◆ Problem details ◆
Transcribe the listing word for word.

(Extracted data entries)
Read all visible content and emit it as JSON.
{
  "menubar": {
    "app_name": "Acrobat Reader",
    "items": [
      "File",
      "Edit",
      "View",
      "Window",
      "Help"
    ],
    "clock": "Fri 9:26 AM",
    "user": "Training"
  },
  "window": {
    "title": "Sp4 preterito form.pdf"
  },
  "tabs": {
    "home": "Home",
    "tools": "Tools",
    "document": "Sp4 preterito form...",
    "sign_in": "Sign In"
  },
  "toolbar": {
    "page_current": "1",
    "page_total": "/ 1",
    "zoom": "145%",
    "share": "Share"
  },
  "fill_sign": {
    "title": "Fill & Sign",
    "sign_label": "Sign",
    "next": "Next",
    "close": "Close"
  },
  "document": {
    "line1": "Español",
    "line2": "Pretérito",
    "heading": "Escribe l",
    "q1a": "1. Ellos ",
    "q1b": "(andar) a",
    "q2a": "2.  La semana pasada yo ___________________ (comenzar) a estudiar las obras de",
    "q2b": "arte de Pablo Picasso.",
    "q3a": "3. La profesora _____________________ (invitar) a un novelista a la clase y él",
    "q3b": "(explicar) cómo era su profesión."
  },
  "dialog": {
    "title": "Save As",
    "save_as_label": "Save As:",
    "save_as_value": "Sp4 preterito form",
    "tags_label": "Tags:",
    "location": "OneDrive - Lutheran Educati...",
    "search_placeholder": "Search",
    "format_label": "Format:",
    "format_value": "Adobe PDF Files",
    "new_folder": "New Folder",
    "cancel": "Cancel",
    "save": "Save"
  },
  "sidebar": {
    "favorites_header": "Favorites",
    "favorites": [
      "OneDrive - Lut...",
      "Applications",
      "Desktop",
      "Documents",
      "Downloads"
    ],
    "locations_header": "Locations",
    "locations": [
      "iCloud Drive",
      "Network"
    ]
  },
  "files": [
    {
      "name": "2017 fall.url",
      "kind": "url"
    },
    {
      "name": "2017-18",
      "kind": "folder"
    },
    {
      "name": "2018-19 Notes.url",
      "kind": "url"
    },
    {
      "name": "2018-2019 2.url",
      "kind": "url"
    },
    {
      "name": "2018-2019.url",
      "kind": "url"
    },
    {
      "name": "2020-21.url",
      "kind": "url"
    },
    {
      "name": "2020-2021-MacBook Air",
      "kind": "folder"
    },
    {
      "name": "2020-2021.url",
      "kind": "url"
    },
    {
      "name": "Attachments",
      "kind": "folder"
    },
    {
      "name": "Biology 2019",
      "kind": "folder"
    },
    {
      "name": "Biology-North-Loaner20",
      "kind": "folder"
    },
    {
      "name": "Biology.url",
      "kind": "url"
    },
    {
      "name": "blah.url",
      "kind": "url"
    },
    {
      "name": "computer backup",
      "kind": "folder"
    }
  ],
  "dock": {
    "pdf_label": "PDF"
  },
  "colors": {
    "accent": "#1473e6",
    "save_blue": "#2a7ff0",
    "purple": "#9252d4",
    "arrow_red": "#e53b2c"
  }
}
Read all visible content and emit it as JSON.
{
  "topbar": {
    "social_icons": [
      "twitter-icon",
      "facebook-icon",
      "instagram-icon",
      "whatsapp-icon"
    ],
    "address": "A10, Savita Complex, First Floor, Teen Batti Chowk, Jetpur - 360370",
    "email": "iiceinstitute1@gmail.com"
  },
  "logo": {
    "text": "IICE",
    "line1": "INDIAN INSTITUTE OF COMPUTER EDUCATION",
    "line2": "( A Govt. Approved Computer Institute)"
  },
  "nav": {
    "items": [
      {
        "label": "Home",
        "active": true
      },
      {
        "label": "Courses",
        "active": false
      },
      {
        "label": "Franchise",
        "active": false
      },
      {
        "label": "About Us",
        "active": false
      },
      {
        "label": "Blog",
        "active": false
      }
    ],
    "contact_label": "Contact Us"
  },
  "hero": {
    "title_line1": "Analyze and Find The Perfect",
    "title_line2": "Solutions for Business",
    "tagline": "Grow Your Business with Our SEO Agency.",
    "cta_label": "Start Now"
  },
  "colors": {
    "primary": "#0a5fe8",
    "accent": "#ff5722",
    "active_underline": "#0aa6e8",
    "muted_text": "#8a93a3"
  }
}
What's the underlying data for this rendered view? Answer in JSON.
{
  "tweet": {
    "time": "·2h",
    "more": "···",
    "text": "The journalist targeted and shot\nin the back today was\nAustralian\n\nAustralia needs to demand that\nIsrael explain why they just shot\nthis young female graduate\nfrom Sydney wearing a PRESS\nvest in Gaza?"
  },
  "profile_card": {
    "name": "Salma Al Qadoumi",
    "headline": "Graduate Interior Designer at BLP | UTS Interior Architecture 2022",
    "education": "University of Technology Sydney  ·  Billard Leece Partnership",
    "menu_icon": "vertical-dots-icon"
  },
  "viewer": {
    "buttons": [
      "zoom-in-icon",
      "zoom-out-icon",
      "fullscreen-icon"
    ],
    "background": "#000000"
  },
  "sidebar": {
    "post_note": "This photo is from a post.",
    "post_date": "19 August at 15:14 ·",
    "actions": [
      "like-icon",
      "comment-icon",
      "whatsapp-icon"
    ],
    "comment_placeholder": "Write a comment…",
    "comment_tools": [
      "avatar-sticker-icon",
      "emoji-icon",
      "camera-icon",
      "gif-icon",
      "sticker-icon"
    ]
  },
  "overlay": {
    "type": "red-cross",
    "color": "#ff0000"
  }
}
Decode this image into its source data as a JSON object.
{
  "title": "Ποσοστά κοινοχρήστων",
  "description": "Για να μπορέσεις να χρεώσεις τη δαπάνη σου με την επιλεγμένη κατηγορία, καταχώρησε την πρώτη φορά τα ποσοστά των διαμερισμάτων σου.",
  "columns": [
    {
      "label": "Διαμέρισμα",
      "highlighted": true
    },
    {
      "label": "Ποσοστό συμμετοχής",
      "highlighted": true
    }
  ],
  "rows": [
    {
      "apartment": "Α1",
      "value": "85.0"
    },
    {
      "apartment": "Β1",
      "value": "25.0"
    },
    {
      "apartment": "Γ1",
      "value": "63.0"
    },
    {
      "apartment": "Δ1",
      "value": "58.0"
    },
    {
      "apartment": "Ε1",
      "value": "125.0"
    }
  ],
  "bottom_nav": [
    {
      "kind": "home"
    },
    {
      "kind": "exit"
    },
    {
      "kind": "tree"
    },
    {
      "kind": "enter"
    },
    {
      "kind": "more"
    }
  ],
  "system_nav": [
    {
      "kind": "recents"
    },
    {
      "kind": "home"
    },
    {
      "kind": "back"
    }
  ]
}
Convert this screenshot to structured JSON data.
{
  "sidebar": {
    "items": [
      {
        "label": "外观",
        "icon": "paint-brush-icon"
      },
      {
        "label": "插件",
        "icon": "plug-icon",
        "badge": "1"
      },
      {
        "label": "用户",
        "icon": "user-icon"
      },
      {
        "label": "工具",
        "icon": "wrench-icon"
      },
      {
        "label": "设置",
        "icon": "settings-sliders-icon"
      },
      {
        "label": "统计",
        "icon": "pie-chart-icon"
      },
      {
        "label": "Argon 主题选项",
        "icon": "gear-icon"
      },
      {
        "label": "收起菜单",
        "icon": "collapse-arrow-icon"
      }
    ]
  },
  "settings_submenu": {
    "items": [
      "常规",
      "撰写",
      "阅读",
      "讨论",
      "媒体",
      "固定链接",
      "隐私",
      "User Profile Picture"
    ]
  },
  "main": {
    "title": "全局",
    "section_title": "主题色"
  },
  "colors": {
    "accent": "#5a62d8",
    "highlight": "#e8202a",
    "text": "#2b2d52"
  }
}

◆ Solution to this task ◆
Read all visible content and emit it as JSON.
{
  "menubar": {
    "app_name": "Acrobat Reader",
    "items": [
      "File",
      "Edit",
      "View",
      "Window",
      "Help"
    ],
    "clock": "Fri 9:26 AM",
    "user": "Training"
  },
  "window": {
    "title": "Sp4 preterito form.pdf"
  },
  "tabs": {
    "home": "Home",
    "tools": "Tools",
    "document": "Sp4 preterito form...",
    "sign_in": "Sign In"
  },
  "toolbar": {
    "page_current": "1",
    "page_total": "/ 1",
    "zoom": "145%",
    "share": "Share"
  },
  "fill_sign": {
    "title": "Fill & Sign",
    "sign_label": "Sign",
    "next": "Next",
    "close": "Close"
  },
  "document": {
    "line1": "Español",
    "line2": "Pretérito",
    "heading": "Escribe l",
    "q1a": "1. Ellos ",
    "q1b": "(andar) a",
    "q2a": "2.  La semana pasada yo ___________________ (comenzar) a estudiar las obras de",
    "q2b": "arte de Pablo Picasso.",
    "q3a": "3. La profesora _____________________ (invitar) a un novelista a la clase y él",
    "q3b": "(explicar) cómo era su profesión."
  },
  "dialog": {
    "title": "Save As",
    "save_as_label": "Save As:",
    "save_as_value": "Sp4 preterito form",
    "tags_label": "Tags:",
    "location": "OneDrive - Lutheran Educati...",
    "search_placeholder": "Search",
    "format_label": "Format:",
    "format_value": "Adobe PDF Files",
    "new_folder": "New Folder",
    "cancel": "Cancel",
    "save": "Save"
  },
  "sidebar": {
    "favorites_header": "Favorites",
    "favorites": [
      "OneDrive - Lut...",
      "Applications",
      "Desktop",
      "Documents",
      "Downloads"
    ],
    "locations_header": "Locations",
    "locations": [
      "iCloud Drive",
      "Network"
    ]
  },
  "files": [
    {
      "name": "2017 fall.url",
      "kind": "url"
    },
    {
      "name": "2017-18",
      "kind": "folder"
    },
    {
      "name": "2018-19 Notes.url",
      "kind": "url"
    },
    {
      "name": "2018-2019 2.url",
      "kind": "url"
    },
    {
      "name": "2018-2019.url",
      "kind": "url"
    },
    {
      "name": "2020-21.url",
      "kind": "url"
    },
    {
      "name": "2020-2021-MacBook Air",
      "kind": "folder"
    },
    {
      "name": "2020-2021.url",
      "kind": "url"
    },
    {
      "name": "Attachments",
      "kind": "folder"
    },
    {
      "name": "Biology 2019",
      "kind": "folder"
    },
    {
      "name": "Biology-North-Loaner20",
      "kind": "folder"
    },
    {
      "name": "Biology.url",
      "kind": "url"
    },
    {
      "name": "blah.url",
      "kind": "url"
    },
    {
      "name": "computer backup",
      "kind": "folder"
    }
  ],
  "dock": {
    "pdf_label": "PDF"
  },
  "colors": {
    "accent": "#1473e6",
    "save_blue": "#2a7ff0",
    "purple": "#9252d4",
    "arrow_red": "#e53b2c"
  }
}
Read all visible content and emit it as JSON.
{
  "topbar": {
    "social_icons": [
      "twitter-icon",
      "facebook-icon",
      "instagram-icon",
      "whatsapp-icon"
    ],
    "address": "A10, Savita Complex, First Floor, Teen Batti Chowk, Jetpur - 360370",
    "email": "iiceinstitute1@gmail.com"
  },
  "logo": {
    "text": "IICE",
    "line1": "INDIAN INSTITUTE OF COMPUTER EDUCATION",
    "line2": "( A Govt. Approved Computer Institute)"
  },
  "nav": {
    "items": [
      {
        "label": "Home",
        "active": true
      },
      {
        "label": "Courses",
        "active": false
      },
      {
        "label": "Franchise",
        "active": false
      },
      {
        "label": "About Us",
        "active": false
      },
      {
        "label": "Blog",
        "active": false
      }
    ],
    "contact_label": "Contact Us"
  },
  "hero": {
    "title_line1": "Analyze and Find The Perfect",
    "title_line2": "Solutions for Business",
    "tagline": "Grow Your Business with Our SEO Agency.",
    "cta_label": "Start Now"
  },
  "colors": {
    "primary": "#0a5fe8",
    "accent": "#ff5722",
    "active_underline": "#0aa6e8",
    "muted_text": "#8a93a3"
  }
}
What's the underlying data for this rendered view? Answer in JSON.
{
  "tweet": {
    "time": "·2h",
    "more": "···",
    "text": "The journalist targeted and shot\nin the back today was\nAustralian\n\nAustralia needs to demand that\nIsrael explain why they just shot\nthis young female graduate\nfrom Sydney wearing a PRESS\nvest in Gaza?"
  },
  "profile_card": {
    "name": "Salma Al Qadoumi",
    "headline": "Graduate Interior Designer at BLP | UTS Interior Architecture 2022",
    "education": "University of Technology Sydney  ·  Billard Leece Partnership",
    "menu_icon": "vertical-dots-icon"
  },
  "viewer": {
    "buttons": [
      "zoom-in-icon",
      "zoom-out-icon",
      "fullscreen-icon"
    ],
    "background": "#000000"
  },
  "sidebar": {
    "post_note": "This photo is from a post.",
    "post_date": "19 August at 15:14 ·",
    "actions": [
      "like-icon",
      "comment-icon",
      "whatsapp-icon"
    ],
    "comment_placeholder": "Write a comment…",
    "comment_tools": [
      "avatar-sticker-icon",
      "emoji-icon",
      "camera-icon",
      "gif-icon",
      "sticker-icon"
    ]
  },
  "overlay": {
    "type": "red-cross",
    "color": "#ff0000"
  }
}
Decode this image into its source data as a JSON object.
{
  "title": "Ποσοστά κοινοχρήστων",
  "description": "Για να μπορέσεις να χρεώσεις τη δαπάνη σου με την επιλεγμένη κατηγορία, καταχώρησε την πρώτη φορά τα ποσοστά των διαμερισμάτων σου.",
  "columns": [
    {
      "label": "Διαμέρισμα",
      "highlighted": true
    },
    {
      "label": "Ποσοστό συμμετοχής",
      "highlighted": true
    }
  ],
  "rows": [
    {
      "apartment": "Α1",
      "value": "85.0"
    },
    {
      "apartment": "Β1",
      "value": "25.0"
    },
    {
      "apartment": "Γ1",
      "value": "63.0"
    },
    {
      "apartment": "Δ1",
      "value": "58.0"
    },
    {
      "apartment": "Ε1",
      "value": "125.0"
    }
  ],
  "bottom_nav": [
    {
      "kind": "home"
    },
    {
      "kind": "exit"
    },
    {
      "kind": "tree"
    },
    {
      "kind": "enter"
    },
    {
      "kind": "more"
    }
  ],
  "system_nav": [
    {
      "kind": "recents"
    },
    {
      "kind": "home"
    },
    {
      "kind": "back"
    }
  ]
}
Convert this screenshot to structured JSON data.
{
  "sidebar": {
    "items": [
      {
        "label": "外观",
        "icon": "paint-brush-icon"
      },
      {
        "label": "插件",
        "icon": "plug-icon",
        "badge": "1"
      },
      {
        "label": "用户",
        "icon": "user-icon"
      },
      {
        "label": "工具",
        "icon": "wrench-icon"
      },
      {
        "label": "设置",
        "icon": "settings-sliders-icon"
      },
      {
        "label": "统计",
        "icon": "pie-chart-icon"
      },
      {
        "label": "Argon 主题选项",
        "icon": "gear-icon"
      },
      {
        "label": "收起菜单",
        "icon": "collapse-arrow-icon"
      }
    ]
  },
  "settings_submenu": {
    "items": [
      "常规",
      "撰写",
      "阅读",
      "讨论",
      "媒体",
      "固定链接",
      "隐私",
      "User Profile Picture"
    ]
  },
  "main": {
    "title": "全局",
    "section_title": "主题色"
  },
  "colors": {
    "accent": "#5a62d8",
    "highlight": "#e8202a",
    "text": "#2b2d52"
  }
}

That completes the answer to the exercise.